* _Assigned task_
Which lines in the data contain the word "median"? Please copy each of them.
Data section START
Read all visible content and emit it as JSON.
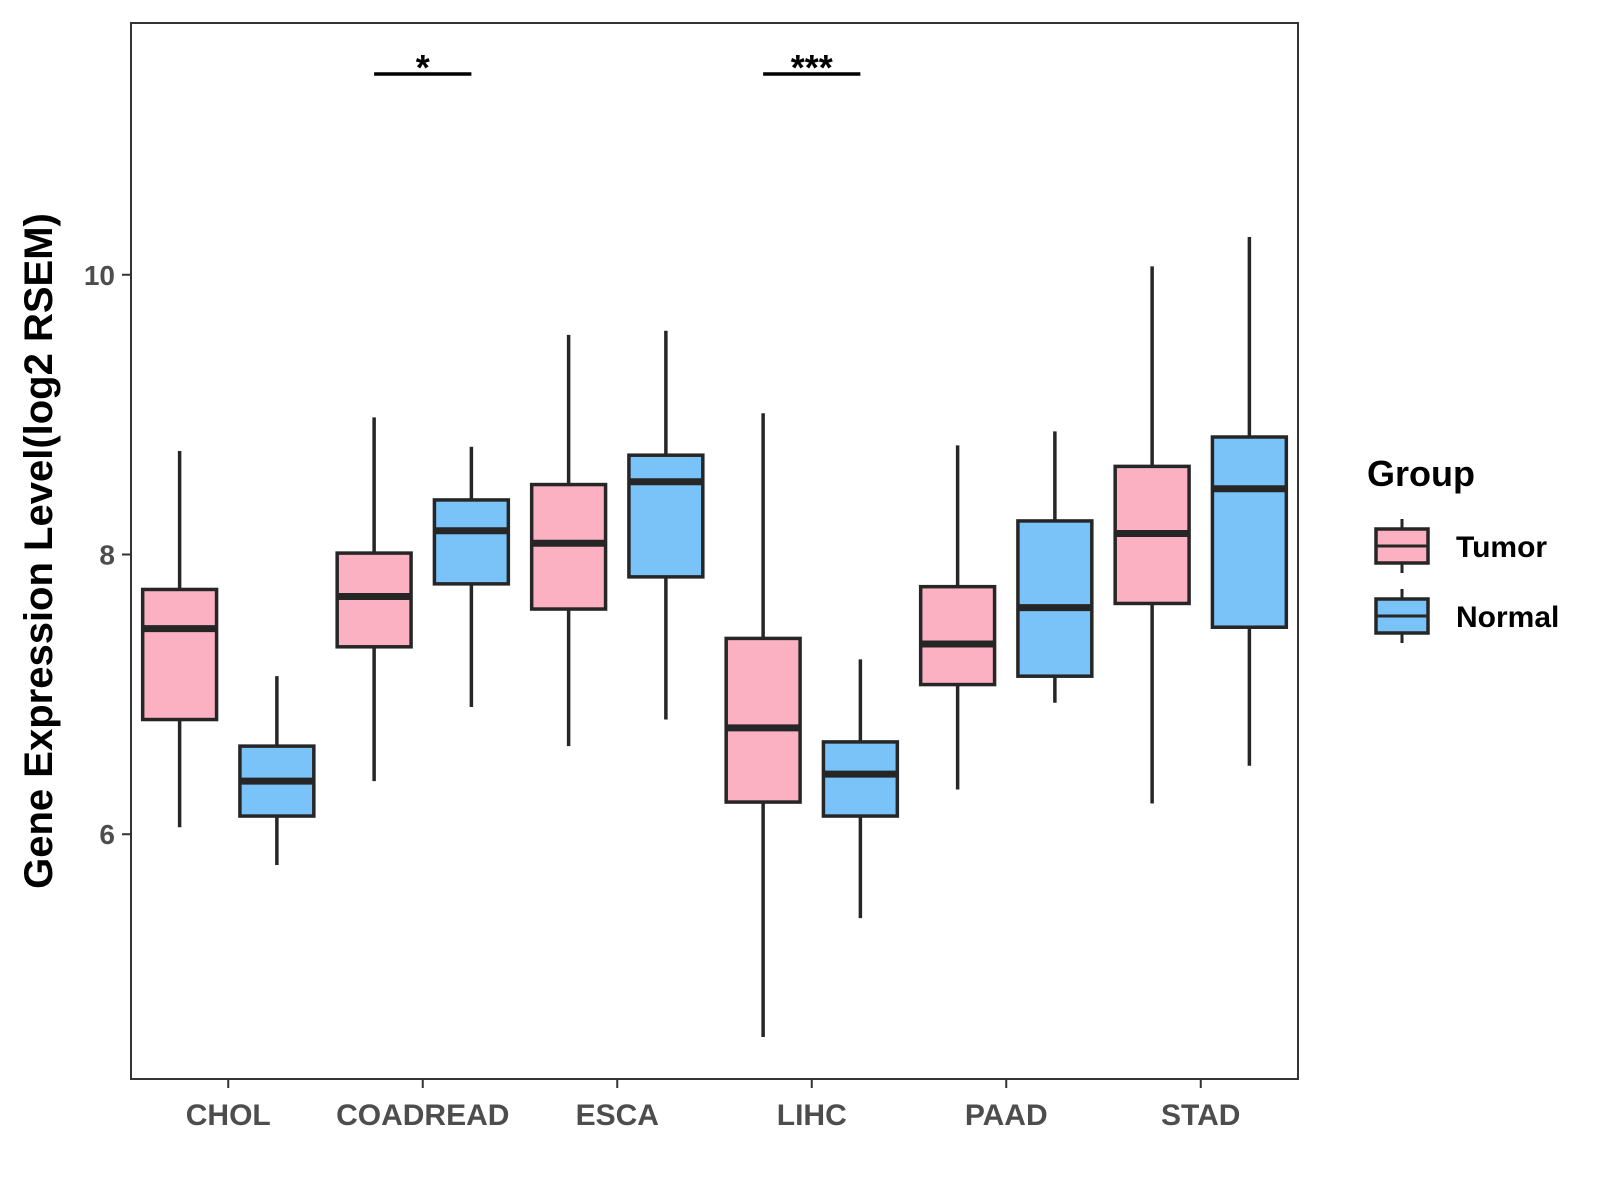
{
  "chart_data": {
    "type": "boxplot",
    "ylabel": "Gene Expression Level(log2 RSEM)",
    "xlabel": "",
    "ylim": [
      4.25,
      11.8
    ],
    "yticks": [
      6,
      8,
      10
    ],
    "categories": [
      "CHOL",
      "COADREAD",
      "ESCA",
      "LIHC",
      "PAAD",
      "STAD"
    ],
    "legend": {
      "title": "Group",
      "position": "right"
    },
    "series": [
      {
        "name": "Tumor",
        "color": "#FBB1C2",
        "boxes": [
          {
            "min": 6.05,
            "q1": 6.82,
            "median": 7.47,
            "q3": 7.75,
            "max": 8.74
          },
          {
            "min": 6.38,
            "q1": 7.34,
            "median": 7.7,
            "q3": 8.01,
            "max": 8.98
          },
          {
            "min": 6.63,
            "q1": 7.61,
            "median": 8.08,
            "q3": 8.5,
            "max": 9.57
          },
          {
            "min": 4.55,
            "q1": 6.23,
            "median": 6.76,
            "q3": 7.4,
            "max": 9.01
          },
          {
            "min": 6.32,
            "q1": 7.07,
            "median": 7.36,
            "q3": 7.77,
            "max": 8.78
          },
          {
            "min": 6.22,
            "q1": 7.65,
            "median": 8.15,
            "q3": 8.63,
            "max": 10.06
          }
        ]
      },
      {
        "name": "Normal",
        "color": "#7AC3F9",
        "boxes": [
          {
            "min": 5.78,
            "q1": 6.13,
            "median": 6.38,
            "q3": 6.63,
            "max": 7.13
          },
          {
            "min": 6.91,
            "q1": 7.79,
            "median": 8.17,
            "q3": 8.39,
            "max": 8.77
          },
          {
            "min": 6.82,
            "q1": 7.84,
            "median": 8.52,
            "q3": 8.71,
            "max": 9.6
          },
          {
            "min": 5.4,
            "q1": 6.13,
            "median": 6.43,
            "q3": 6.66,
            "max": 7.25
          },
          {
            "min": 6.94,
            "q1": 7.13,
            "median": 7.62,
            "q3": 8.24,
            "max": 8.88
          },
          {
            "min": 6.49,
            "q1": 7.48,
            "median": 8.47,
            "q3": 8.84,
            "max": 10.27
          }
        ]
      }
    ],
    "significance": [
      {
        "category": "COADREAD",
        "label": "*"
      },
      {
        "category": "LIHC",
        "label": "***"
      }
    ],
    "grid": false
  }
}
Data section END
Data section START
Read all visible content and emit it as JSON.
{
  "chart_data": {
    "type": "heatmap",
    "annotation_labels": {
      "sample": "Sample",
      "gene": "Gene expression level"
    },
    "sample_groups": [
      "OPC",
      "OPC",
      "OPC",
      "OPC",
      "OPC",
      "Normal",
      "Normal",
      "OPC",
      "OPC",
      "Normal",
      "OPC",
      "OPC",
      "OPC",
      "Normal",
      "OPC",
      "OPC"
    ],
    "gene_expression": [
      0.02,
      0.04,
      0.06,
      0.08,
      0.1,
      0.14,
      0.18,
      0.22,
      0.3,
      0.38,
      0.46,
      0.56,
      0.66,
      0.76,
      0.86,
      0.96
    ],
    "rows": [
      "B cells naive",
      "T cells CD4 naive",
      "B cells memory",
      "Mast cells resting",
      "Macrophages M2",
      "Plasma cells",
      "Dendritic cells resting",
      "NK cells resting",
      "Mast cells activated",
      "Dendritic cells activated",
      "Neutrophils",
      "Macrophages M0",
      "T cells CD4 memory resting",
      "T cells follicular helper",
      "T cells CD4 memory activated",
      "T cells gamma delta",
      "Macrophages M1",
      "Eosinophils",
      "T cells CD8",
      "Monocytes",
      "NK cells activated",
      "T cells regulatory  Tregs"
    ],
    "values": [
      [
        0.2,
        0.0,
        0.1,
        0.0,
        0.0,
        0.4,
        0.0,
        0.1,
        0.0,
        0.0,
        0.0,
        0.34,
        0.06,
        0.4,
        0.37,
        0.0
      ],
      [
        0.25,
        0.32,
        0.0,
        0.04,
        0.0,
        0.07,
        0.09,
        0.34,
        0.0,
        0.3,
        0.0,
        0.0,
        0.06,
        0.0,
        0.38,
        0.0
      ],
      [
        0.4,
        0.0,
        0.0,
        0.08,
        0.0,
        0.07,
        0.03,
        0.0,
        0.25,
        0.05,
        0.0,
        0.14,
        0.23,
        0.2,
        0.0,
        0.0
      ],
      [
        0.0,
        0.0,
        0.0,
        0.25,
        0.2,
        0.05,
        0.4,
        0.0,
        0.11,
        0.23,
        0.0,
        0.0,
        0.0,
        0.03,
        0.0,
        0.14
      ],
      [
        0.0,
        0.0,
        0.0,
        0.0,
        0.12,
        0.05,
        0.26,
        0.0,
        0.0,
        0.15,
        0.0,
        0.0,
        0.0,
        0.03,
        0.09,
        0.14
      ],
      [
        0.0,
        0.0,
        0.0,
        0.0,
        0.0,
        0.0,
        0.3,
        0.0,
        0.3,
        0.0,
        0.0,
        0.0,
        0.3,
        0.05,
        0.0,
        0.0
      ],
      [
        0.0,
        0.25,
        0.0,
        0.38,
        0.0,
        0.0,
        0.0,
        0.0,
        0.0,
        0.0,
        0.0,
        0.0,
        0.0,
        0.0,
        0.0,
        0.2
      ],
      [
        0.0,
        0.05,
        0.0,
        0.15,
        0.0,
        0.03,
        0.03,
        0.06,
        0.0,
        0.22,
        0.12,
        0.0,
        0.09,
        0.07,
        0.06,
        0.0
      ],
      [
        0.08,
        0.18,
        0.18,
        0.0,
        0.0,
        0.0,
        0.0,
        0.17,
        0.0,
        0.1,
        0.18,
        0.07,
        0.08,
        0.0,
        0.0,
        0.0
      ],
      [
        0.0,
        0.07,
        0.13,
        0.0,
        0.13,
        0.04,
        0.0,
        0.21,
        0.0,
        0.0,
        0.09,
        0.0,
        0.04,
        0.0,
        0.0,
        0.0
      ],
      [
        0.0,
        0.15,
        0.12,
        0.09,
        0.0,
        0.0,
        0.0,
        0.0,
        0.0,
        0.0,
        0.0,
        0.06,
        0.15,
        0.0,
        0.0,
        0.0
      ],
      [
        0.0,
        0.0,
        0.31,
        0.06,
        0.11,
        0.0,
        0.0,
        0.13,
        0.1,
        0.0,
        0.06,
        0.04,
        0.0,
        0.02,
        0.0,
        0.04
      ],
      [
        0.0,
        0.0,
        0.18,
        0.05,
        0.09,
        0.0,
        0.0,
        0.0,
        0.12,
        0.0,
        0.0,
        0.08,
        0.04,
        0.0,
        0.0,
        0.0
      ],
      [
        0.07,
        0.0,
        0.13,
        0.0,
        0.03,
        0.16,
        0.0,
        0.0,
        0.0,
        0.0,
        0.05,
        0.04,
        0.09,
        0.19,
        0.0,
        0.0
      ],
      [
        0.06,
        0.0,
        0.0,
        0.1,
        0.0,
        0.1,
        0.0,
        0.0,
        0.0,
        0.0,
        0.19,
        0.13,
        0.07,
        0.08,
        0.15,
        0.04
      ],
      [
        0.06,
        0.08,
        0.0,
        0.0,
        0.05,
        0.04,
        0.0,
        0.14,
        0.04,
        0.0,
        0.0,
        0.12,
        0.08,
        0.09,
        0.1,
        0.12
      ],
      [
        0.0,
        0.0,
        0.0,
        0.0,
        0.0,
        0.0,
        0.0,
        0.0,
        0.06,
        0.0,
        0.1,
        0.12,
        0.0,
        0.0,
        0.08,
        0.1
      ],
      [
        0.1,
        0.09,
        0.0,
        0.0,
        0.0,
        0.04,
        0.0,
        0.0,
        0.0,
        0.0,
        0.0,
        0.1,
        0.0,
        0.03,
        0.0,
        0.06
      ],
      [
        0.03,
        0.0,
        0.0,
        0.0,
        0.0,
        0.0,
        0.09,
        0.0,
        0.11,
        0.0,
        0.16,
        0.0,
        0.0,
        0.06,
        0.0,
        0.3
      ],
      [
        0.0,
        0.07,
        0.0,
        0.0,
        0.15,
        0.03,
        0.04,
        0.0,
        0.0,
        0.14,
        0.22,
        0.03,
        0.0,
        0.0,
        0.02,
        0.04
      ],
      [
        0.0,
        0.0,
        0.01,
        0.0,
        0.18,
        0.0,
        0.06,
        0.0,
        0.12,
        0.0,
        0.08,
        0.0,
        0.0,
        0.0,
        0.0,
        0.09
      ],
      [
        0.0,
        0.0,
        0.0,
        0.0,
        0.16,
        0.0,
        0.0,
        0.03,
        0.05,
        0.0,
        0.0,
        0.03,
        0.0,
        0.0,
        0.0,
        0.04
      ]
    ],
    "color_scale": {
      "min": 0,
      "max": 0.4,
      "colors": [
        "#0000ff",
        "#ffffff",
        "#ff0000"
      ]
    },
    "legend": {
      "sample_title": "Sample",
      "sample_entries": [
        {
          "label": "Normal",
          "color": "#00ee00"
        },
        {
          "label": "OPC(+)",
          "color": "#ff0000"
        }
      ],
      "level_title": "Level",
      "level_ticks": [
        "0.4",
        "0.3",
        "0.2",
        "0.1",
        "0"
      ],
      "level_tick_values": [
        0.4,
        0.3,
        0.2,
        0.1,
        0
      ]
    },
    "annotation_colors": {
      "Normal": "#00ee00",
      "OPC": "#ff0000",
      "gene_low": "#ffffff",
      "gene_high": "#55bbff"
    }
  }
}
Data section END
* _Result_
            "median": 7.47,
            "median": 7.7,
            "median": 8.08,
            "median": 6.76,
            "median": 7.36,
            "median": 8.15,
            "median": 6.38,
            "median": 8.17,
            "median": 8.52,
            "median": 6.43,
            "median": 7.62,
            "median": 8.47,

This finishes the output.